**DESCRIPTION OF THE TASK:**
Set down the material below in full, matching it exactly.

▶

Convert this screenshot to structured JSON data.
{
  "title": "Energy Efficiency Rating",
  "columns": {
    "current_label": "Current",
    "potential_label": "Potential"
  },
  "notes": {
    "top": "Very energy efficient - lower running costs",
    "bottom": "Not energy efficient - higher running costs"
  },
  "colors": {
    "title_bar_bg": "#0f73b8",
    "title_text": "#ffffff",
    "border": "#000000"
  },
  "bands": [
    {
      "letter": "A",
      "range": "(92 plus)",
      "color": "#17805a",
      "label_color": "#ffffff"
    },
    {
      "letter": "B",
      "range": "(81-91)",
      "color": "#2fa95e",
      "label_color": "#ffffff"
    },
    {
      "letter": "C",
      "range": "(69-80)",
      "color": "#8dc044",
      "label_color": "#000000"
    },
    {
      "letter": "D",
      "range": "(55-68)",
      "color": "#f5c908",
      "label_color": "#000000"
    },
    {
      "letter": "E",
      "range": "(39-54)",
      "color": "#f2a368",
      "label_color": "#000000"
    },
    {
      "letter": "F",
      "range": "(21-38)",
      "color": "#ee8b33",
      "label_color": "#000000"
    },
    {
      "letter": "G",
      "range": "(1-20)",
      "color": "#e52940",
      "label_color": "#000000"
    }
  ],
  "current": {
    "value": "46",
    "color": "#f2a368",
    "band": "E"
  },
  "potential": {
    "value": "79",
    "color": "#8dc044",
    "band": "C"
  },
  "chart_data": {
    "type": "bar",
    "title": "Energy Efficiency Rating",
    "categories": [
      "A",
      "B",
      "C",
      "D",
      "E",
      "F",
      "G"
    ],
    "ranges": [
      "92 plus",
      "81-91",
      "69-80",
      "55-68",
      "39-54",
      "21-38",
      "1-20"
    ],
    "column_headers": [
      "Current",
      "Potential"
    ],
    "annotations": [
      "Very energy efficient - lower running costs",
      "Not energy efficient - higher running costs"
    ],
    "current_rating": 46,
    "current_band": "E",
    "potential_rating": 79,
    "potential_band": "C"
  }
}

◀

**TASK SOLUTION:**
Convert this screenshot to structured JSON data.
{
  "title": "Energy Efficiency Rating",
  "columns": {
    "current_label": "Current",
    "potential_label": "Potential"
  },
  "notes": {
    "top": "Very energy efficient - lower running costs",
    "bottom": "Not energy efficient - higher running costs"
  },
  "colors": {
    "title_bar_bg": "#0f73b8",
    "title_text": "#ffffff",
    "border": "#000000"
  },
  "bands": [
    {
      "letter": "A",
      "range": "(92 plus)",
      "color": "#17805a",
      "label_color": "#ffffff"
    },
    {
      "letter": "B",
      "range": "(81-91)",
      "color": "#2fa95e",
      "label_color": "#ffffff"
    },
    {
      "letter": "C",
      "range": "(69-80)",
      "color": "#8dc044",
      "label_color": "#000000"
    },
    {
      "letter": "D",
      "range": "(55-68)",
      "color": "#f5c908",
      "label_color": "#000000"
    },
    {
      "letter": "E",
      "range": "(39-54)",
      "color": "#f2a368",
      "label_color": "#000000"
    },
    {
      "letter": "F",
      "range": "(21-38)",
      "color": "#ee8b33",
      "label_color": "#000000"
    },
    {
      "letter": "G",
      "range": "(1-20)",
      "color": "#e52940",
      "label_color": "#000000"
    }
  ],
  "current": {
    "value": "46",
    "color": "#f2a368",
    "band": "E"
  },
  "potential": {
    "value": "79",
    "color": "#8dc044",
    "band": "C"
  },
  "chart_data": {
    "type": "bar",
    "title": "Energy Efficiency Rating",
    "categories": [
      "A",
      "B",
      "C",
      "D",
      "E",
      "F",
      "G"
    ],
    "ranges": [
      "92 plus",
      "81-91",
      "69-80",
      "55-68",
      "39-54",
      "21-38",
      "1-20"
    ],
    "column_headers": [
      "Current",
      "Potential"
    ],
    "annotations": [
      "Very energy efficient - lower running costs",
      "Not energy efficient - higher running costs"
    ],
    "current_rating": 46,
    "current_band": "E",
    "potential_rating": 79,
    "potential_band": "C"
  }
}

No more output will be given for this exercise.